(STATED TASK): Go through the listing below and list every line with "this".

(Saved entries)
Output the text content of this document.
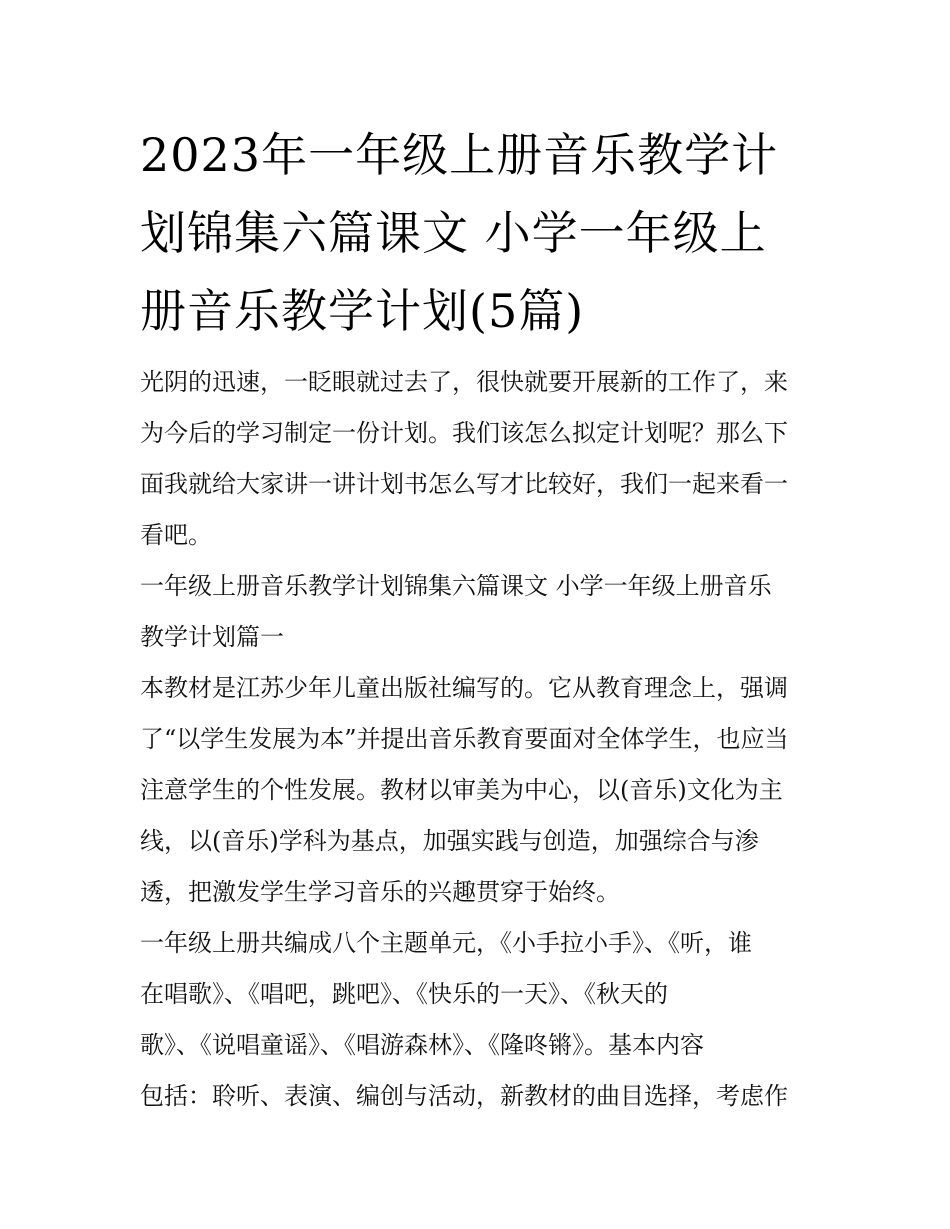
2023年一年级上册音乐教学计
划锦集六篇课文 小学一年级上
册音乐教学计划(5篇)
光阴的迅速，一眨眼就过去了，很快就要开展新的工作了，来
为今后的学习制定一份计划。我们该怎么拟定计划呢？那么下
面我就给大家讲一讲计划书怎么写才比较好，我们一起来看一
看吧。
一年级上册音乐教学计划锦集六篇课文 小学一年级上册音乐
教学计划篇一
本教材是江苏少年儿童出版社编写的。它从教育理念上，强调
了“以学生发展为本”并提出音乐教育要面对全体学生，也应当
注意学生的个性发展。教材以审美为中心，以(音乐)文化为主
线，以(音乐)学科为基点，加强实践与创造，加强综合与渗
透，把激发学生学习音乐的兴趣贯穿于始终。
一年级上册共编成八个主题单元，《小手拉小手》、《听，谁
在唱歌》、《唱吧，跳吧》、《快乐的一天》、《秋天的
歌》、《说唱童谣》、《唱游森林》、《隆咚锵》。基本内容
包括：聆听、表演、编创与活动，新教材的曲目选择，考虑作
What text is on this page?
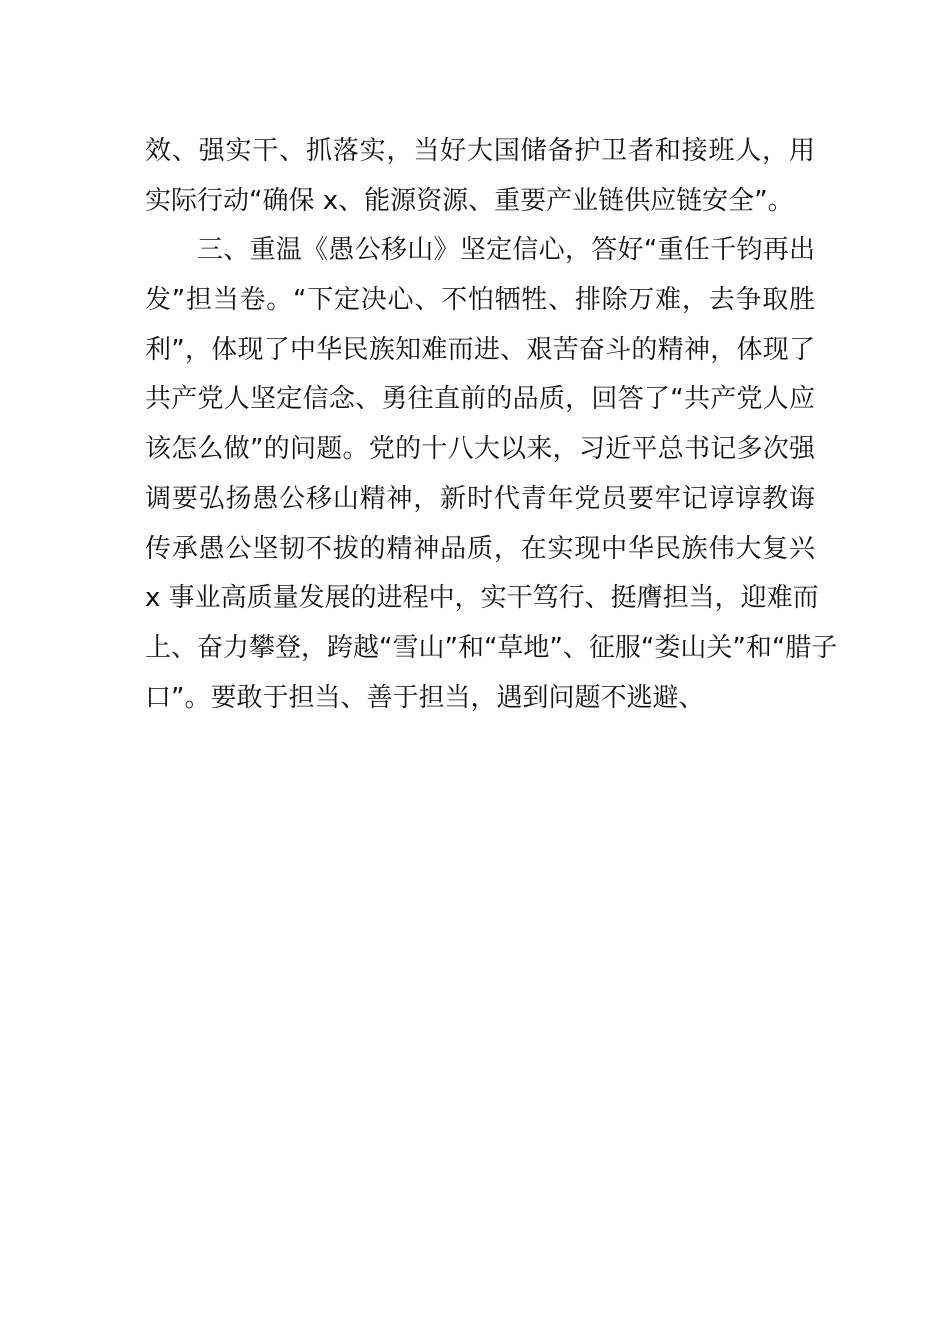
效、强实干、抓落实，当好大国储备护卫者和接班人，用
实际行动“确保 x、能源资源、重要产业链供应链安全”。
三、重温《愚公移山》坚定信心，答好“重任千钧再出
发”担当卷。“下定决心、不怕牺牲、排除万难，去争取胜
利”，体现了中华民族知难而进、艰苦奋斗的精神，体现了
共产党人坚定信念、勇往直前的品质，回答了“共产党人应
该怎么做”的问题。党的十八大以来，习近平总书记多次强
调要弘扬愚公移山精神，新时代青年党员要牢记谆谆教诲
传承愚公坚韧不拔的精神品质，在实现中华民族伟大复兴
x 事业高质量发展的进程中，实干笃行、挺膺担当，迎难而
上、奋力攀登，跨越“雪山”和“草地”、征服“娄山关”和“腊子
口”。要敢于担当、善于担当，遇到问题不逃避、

(ANSWER TO THE TASK):
Output the text content of this document.
What text is on this page?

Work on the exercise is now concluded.